### [INSTRUCTION]
Convert every line of the items below into a Markdown table with two columns, Row for the line number and Text for the line itself, and omit blank lines. Leave the pictures out of the table.

### [INPUT DATA]
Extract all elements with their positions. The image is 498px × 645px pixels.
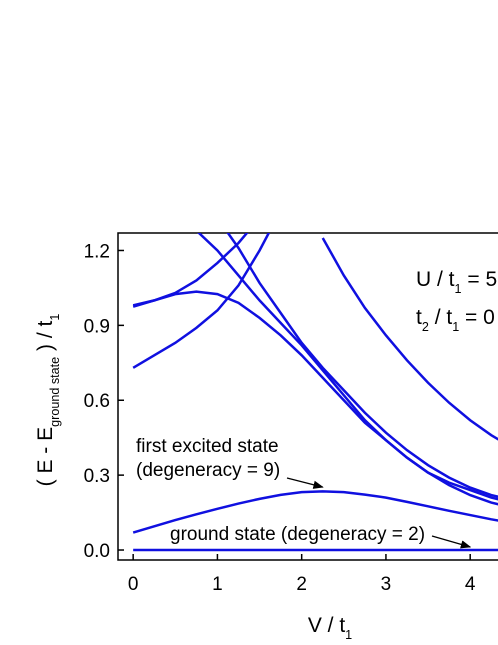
- label-part: ) / t: [34, 320, 57, 356]
- label-part: V / t: [308, 614, 346, 637]
- subscript: 1: [345, 628, 352, 642]
- subscript: ground state: [48, 357, 62, 427]
- curve: [226, 233, 498, 498]
- curve: [197, 233, 498, 501]
- label-part: t: [416, 306, 422, 329]
- annotation: ground state (degeneracy = 2): [170, 524, 425, 545]
- x-tick-label: 2: [296, 574, 307, 595]
- label-part: U / t: [416, 268, 455, 291]
- x-tick-label: 4: [465, 574, 476, 595]
- curve: [132, 490, 498, 534]
- y-tick-label: 0.0: [84, 541, 110, 562]
- x-tick-label: 0: [128, 574, 139, 595]
- x-tick-label: 1: [212, 574, 223, 595]
- label: U / t1 = 5: [416, 268, 497, 296]
- label: ( E - Eground state ) / t1: [34, 314, 62, 487]
- y-tick-label: 0.9: [84, 316, 110, 337]
- plot-area: [132, 233, 498, 552]
- curve: [132, 233, 271, 369]
- y-tick-label: 0.3: [84, 466, 110, 487]
- label-part: = 5: [462, 268, 498, 291]
- label-part: = 0: [459, 306, 495, 329]
- curve: [321, 237, 498, 441]
- label: V / t1: [308, 614, 352, 642]
- annotation: (degeneracy = 9): [136, 460, 280, 481]
- subscript: 1: [452, 320, 459, 334]
- axis-frame: [117, 232, 498, 561]
- subscript: 1: [48, 314, 62, 321]
- label-part: / t: [429, 306, 453, 329]
- subscript: 2: [422, 320, 429, 334]
- annotation: first excited state: [136, 436, 279, 457]
- annotation-arrow: [431, 535, 472, 549]
- y-tick-label: 0.6: [84, 391, 110, 412]
- label-part: ( E - E: [34, 427, 57, 487]
- x-tick-label: 3: [381, 574, 392, 595]
- curve: [132, 290, 498, 506]
- annotation-arrow: [286, 477, 324, 489]
- label: t2 / t1 = 0: [416, 306, 495, 334]
- y-tick-label: 1.2: [84, 241, 110, 262]
- subscript: 1: [455, 282, 462, 296]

### [OUTPUT BELOW]
| Row | Text |
|---|---|
| 1 | Extract all elements with their positions. The image is 498px × 645px pixels. |
| 2 | - label-part: ) / t: [34, 320, 57, 356] |
| 3 | - label-part: V / t: [308, 614, 346, 637] |
| 4 | - subscript: 1: [345, 628, 352, 642] |
| 5 | - subscript: ground state: [48, 357, 62, 427] |
| 6 | - curve: [226, 233, 498, 498] |
| 7 | - curve: [197, 233, 498, 501] |
| 8 | - label-part: t: [416, 306, 422, 329] |
| 9 | - annotation: ground state (degeneracy = 2): [170, 524, 425, 545] |
| 10 | - x-tick-label: 2: [296, 574, 307, 595] |
| 11 | - label-part: U / t: [416, 268, 455, 291] |
| 12 | - x-tick-label: 4: [465, 574, 476, 595] |
| 13 | - curve: [132, 490, 498, 534] |
| 14 | - y-tick-label: 0.0: [84, 541, 110, 562] |
| 15 | - x-tick-label: 0: [128, 574, 139, 595] |
| 16 | - x-tick-label: 1: [212, 574, 223, 595] |
| 17 | - label: U / t1 = 5: [416, 268, 497, 296] |
| 18 | - label: ( E - Eground state ) / t1: [34, 314, 62, 487] |
| 19 | - y-tick-label: 0.9: [84, 316, 110, 337] |
| 20 | - plot-area: [132, 233, 498, 552] |
| 21 | - curve: [132, 233, 271, 369] |
| 22 | - y-tick-label: 0.3: [84, 466, 110, 487] |
| 23 | - label-part: = 5: [462, 268, 498, 291] |
| 24 | - label-part: = 0: [459, 306, 495, 329] |
| 25 | - curve: [321, 237, 498, 441] |
| 26 | - label: V / t1: [308, 614, 352, 642] |
| 27 | - annotation: (degeneracy = 9): [136, 460, 280, 481] |
| 28 | - subscript: 1: [452, 320, 459, 334] |
| 29 | - axis-frame: [117, 232, 498, 561] |
| 30 | - subscript: 1: [48, 314, 62, 321] |
| 31 | - label-part: / t: [429, 306, 453, 329] |
| 32 | - subscript: 2: [422, 320, 429, 334] |
| 33 | - annotation: first excited state: [136, 436, 279, 457] |
| 34 | - annotation-arrow: [431, 535, 472, 549] |
| 35 | - y-tick-label: 0.6: [84, 391, 110, 412] |
| 36 | - label-part: ( E - E: [34, 427, 57, 487] |
| 37 | - x-tick-label: 3: [381, 574, 392, 595] |
| 38 | - curve: [132, 290, 498, 506] |
| 39 | - annotation-arrow: [286, 477, 324, 489] |
| 40 | - label: t2 / t1 = 0: [416, 306, 495, 334] |
| 41 | - y-tick-label: 1.2: [84, 241, 110, 262] |
| 42 | - subscript: 1: [455, 282, 462, 296] |